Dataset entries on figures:
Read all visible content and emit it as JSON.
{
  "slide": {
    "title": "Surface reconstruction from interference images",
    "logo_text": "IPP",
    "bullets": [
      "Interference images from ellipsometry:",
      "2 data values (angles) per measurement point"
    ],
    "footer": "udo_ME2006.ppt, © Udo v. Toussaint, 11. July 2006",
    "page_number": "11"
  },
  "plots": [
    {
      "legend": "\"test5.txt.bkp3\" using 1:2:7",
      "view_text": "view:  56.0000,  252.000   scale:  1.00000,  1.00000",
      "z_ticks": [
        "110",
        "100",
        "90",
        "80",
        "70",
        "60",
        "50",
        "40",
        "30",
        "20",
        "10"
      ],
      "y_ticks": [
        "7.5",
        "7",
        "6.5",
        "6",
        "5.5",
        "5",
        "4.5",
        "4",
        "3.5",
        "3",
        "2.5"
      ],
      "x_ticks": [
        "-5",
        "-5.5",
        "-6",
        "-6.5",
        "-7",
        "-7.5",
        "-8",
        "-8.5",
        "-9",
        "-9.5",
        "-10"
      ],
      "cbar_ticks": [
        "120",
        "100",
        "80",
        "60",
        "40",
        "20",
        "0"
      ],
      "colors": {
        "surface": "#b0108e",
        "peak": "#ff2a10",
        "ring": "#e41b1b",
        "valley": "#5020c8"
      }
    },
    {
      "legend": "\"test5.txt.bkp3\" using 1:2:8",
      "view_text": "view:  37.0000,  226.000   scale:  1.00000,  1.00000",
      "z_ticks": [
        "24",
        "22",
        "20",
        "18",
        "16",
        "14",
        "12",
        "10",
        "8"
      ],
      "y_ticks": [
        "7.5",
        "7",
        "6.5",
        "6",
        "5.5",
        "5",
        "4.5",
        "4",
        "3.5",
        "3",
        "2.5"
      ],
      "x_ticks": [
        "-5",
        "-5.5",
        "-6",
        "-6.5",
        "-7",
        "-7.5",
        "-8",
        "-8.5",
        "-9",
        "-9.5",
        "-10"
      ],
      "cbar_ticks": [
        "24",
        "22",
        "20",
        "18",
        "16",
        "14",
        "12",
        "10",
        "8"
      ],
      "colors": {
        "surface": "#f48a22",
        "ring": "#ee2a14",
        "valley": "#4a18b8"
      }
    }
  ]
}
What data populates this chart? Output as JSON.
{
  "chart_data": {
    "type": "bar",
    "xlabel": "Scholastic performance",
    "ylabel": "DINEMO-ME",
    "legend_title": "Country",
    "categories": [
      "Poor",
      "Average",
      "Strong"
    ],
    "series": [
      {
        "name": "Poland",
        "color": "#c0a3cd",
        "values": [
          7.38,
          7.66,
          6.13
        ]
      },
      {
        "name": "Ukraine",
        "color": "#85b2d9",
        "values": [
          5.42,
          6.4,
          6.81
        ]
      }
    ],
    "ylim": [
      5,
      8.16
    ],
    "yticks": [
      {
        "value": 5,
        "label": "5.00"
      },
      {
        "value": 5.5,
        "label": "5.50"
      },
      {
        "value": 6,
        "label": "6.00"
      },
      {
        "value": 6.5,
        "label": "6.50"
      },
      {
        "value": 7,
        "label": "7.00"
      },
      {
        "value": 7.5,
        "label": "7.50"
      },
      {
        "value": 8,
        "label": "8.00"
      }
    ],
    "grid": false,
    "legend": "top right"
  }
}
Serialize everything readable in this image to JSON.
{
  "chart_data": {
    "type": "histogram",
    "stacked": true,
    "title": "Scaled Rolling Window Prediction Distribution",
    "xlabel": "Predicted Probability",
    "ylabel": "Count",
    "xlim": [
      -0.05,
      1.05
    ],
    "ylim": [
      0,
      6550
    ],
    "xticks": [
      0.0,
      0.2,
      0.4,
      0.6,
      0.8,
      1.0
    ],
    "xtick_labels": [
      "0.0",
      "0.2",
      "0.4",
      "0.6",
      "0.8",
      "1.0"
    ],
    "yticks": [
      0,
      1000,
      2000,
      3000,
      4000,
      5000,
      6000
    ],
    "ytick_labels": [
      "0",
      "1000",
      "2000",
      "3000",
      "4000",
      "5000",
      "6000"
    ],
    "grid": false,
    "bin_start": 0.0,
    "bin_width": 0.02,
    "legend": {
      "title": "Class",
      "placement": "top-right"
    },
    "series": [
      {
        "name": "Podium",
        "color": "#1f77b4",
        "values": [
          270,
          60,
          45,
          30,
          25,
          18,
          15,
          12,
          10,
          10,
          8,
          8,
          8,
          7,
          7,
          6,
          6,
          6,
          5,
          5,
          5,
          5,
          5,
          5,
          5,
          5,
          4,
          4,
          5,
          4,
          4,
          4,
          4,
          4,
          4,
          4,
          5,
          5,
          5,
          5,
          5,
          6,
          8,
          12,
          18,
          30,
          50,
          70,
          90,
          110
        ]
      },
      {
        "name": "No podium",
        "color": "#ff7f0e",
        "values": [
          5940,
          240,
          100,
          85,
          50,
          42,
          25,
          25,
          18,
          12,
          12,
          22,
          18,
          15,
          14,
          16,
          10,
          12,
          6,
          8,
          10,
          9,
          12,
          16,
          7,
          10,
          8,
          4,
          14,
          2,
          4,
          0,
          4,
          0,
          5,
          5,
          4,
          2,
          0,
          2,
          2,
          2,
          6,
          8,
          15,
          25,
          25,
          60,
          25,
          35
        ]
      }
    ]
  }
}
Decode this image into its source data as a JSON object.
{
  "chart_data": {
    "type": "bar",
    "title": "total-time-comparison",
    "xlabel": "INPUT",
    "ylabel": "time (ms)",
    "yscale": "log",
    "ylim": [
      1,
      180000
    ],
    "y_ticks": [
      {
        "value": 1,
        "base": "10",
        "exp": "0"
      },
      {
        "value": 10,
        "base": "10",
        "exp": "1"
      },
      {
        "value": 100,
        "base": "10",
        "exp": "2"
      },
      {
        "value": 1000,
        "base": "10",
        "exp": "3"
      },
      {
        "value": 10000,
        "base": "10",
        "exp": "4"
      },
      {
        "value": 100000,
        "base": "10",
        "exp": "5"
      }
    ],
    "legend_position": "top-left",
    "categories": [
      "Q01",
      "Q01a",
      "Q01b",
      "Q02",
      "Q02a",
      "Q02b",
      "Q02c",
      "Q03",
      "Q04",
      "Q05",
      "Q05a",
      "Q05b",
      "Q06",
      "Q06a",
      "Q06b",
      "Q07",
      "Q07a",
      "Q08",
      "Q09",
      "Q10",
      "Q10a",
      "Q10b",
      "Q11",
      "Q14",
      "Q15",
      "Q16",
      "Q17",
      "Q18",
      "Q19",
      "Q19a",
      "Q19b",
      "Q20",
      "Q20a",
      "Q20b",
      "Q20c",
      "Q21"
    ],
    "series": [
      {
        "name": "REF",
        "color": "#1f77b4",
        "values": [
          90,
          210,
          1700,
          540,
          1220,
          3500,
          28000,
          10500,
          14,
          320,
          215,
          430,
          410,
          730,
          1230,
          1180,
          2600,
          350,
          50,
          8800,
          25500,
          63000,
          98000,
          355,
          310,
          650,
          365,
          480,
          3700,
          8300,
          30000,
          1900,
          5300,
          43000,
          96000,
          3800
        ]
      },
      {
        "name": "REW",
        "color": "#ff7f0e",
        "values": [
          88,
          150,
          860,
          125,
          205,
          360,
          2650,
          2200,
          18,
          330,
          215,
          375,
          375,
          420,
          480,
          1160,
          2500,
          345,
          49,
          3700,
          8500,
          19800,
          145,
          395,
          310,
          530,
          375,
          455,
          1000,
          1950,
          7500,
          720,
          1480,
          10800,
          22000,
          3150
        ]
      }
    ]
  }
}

OBJECTIVE: Send back every record, precisely as written.

FULL RESPONSE:
Read all visible content and emit it as JSON.
{
  "slide": {
    "title": "Surface reconstruction from interference images",
    "logo_text": "IPP",
    "bullets": [
      "Interference images from ellipsometry:",
      "2 data values (angles) per measurement point"
    ],
    "footer": "udo_ME2006.ppt, © Udo v. Toussaint, 11. July 2006",
    "page_number": "11"
  },
  "plots": [
    {
      "legend": "\"test5.txt.bkp3\" using 1:2:7",
      "view_text": "view:  56.0000,  252.000   scale:  1.00000,  1.00000",
      "z_ticks": [
        "110",
        "100",
        "90",
        "80",
        "70",
        "60",
        "50",
        "40",
        "30",
        "20",
        "10"
      ],
      "y_ticks": [
        "7.5",
        "7",
        "6.5",
        "6",
        "5.5",
        "5",
        "4.5",
        "4",
        "3.5",
        "3",
        "2.5"
      ],
      "x_ticks": [
        "-5",
        "-5.5",
        "-6",
        "-6.5",
        "-7",
        "-7.5",
        "-8",
        "-8.5",
        "-9",
        "-9.5",
        "-10"
      ],
      "cbar_ticks": [
        "120",
        "100",
        "80",
        "60",
        "40",
        "20",
        "0"
      ],
      "colors": {
        "surface": "#b0108e",
        "peak": "#ff2a10",
        "ring": "#e41b1b",
        "valley": "#5020c8"
      }
    },
    {
      "legend": "\"test5.txt.bkp3\" using 1:2:8",
      "view_text": "view:  37.0000,  226.000   scale:  1.00000,  1.00000",
      "z_ticks": [
        "24",
        "22",
        "20",
        "18",
        "16",
        "14",
        "12",
        "10",
        "8"
      ],
      "y_ticks": [
        "7.5",
        "7",
        "6.5",
        "6",
        "5.5",
        "5",
        "4.5",
        "4",
        "3.5",
        "3",
        "2.5"
      ],
      "x_ticks": [
        "-5",
        "-5.5",
        "-6",
        "-6.5",
        "-7",
        "-7.5",
        "-8",
        "-8.5",
        "-9",
        "-9.5",
        "-10"
      ],
      "cbar_ticks": [
        "24",
        "22",
        "20",
        "18",
        "16",
        "14",
        "12",
        "10",
        "8"
      ],
      "colors": {
        "surface": "#f48a22",
        "ring": "#ee2a14",
        "valley": "#4a18b8"
      }
    }
  ]
}
What data populates this chart? Output as JSON.
{
  "chart_data": {
    "type": "bar",
    "xlabel": "Scholastic performance",
    "ylabel": "DINEMO-ME",
    "legend_title": "Country",
    "categories": [
      "Poor",
      "Average",
      "Strong"
    ],
    "series": [
      {
        "name": "Poland",
        "color": "#c0a3cd",
        "values": [
          7.38,
          7.66,
          6.13
        ]
      },
      {
        "name": "Ukraine",
        "color": "#85b2d9",
        "values": [
          5.42,
          6.4,
          6.81
        ]
      }
    ],
    "ylim": [
      5,
      8.16
    ],
    "yticks": [
      {
        "value": 5,
        "label": "5.00"
      },
      {
        "value": 5.5,
        "label": "5.50"
      },
      {
        "value": 6,
        "label": "6.00"
      },
      {
        "value": 6.5,
        "label": "6.50"
      },
      {
        "value": 7,
        "label": "7.00"
      },
      {
        "value": 7.5,
        "label": "7.50"
      },
      {
        "value": 8,
        "label": "8.00"
      }
    ],
    "grid": false,
    "legend": "top right"
  }
}
Serialize everything readable in this image to JSON.
{
  "chart_data": {
    "type": "histogram",
    "stacked": true,
    "title": "Scaled Rolling Window Prediction Distribution",
    "xlabel": "Predicted Probability",
    "ylabel": "Count",
    "xlim": [
      -0.05,
      1.05
    ],
    "ylim": [
      0,
      6550
    ],
    "xticks": [
      0.0,
      0.2,
      0.4,
      0.6,
      0.8,
      1.0
    ],
    "xtick_labels": [
      "0.0",
      "0.2",
      "0.4",
      "0.6",
      "0.8",
      "1.0"
    ],
    "yticks": [
      0,
      1000,
      2000,
      3000,
      4000,
      5000,
      6000
    ],
    "ytick_labels": [
      "0",
      "1000",
      "2000",
      "3000",
      "4000",
      "5000",
      "6000"
    ],
    "grid": false,
    "bin_start": 0.0,
    "bin_width": 0.02,
    "legend": {
      "title": "Class",
      "placement": "top-right"
    },
    "series": [
      {
        "name": "Podium",
        "color": "#1f77b4",
        "values": [
          270,
          60,
          45,
          30,
          25,
          18,
          15,
          12,
          10,
          10,
          8,
          8,
          8,
          7,
          7,
          6,
          6,
          6,
          5,
          5,
          5,
          5,
          5,
          5,
          5,
          5,
          4,
          4,
          5,
          4,
          4,
          4,
          4,
          4,
          4,
          4,
          5,
          5,
          5,
          5,
          5,
          6,
          8,
          12,
          18,
          30,
          50,
          70,
          90,
          110
        ]
      },
      {
        "name": "No podium",
        "color": "#ff7f0e",
        "values": [
          5940,
          240,
          100,
          85,
          50,
          42,
          25,
          25,
          18,
          12,
          12,
          22,
          18,
          15,
          14,
          16,
          10,
          12,
          6,
          8,
          10,
          9,
          12,
          16,
          7,
          10,
          8,
          4,
          14,
          2,
          4,
          0,
          4,
          0,
          5,
          5,
          4,
          2,
          0,
          2,
          2,
          2,
          6,
          8,
          15,
          25,
          25,
          60,
          25,
          35
        ]
      }
    ]
  }
}
Decode this image into its source data as a JSON object.
{
  "chart_data": {
    "type": "bar",
    "title": "total-time-comparison",
    "xlabel": "INPUT",
    "ylabel": "time (ms)",
    "yscale": "log",
    "ylim": [
      1,
      180000
    ],
    "y_ticks": [
      {
        "value": 1,
        "base": "10",
        "exp": "0"
      },
      {
        "value": 10,
        "base": "10",
        "exp": "1"
      },
      {
        "value": 100,
        "base": "10",
        "exp": "2"
      },
      {
        "value": 1000,
        "base": "10",
        "exp": "3"
      },
      {
        "value": 10000,
        "base": "10",
        "exp": "4"
      },
      {
        "value": 100000,
        "base": "10",
        "exp": "5"
      }
    ],
    "legend_position": "top-left",
    "categories": [
      "Q01",
      "Q01a",
      "Q01b",
      "Q02",
      "Q02a",
      "Q02b",
      "Q02c",
      "Q03",
      "Q04",
      "Q05",
      "Q05a",
      "Q05b",
      "Q06",
      "Q06a",
      "Q06b",
      "Q07",
      "Q07a",
      "Q08",
      "Q09",
      "Q10",
      "Q10a",
      "Q10b",
      "Q11",
      "Q14",
      "Q15",
      "Q16",
      "Q17",
      "Q18",
      "Q19",
      "Q19a",
      "Q19b",
      "Q20",
      "Q20a",
      "Q20b",
      "Q20c",
      "Q21"
    ],
    "series": [
      {
        "name": "REF",
        "color": "#1f77b4",
        "values": [
          90,
          210,
          1700,
          540,
          1220,
          3500,
          28000,
          10500,
          14,
          320,
          215,
          430,
          410,
          730,
          1230,
          1180,
          2600,
          350,
          50,
          8800,
          25500,
          63000,
          98000,
          355,
          310,
          650,
          365,
          480,
          3700,
          8300,
          30000,
          1900,
          5300,
          43000,
          96000,
          3800
        ]
      },
      {
        "name": "REW",
        "color": "#ff7f0e",
        "values": [
          88,
          150,
          860,
          125,
          205,
          360,
          2650,
          2200,
          18,
          330,
          215,
          375,
          375,
          420,
          480,
          1160,
          2500,
          345,
          49,
          3700,
          8500,
          19800,
          145,
          395,
          310,
          530,
          375,
          455,
          1000,
          1950,
          7500,
          720,
          1480,
          10800,
          22000,
          3150
        ]
      }
    ]
  }
}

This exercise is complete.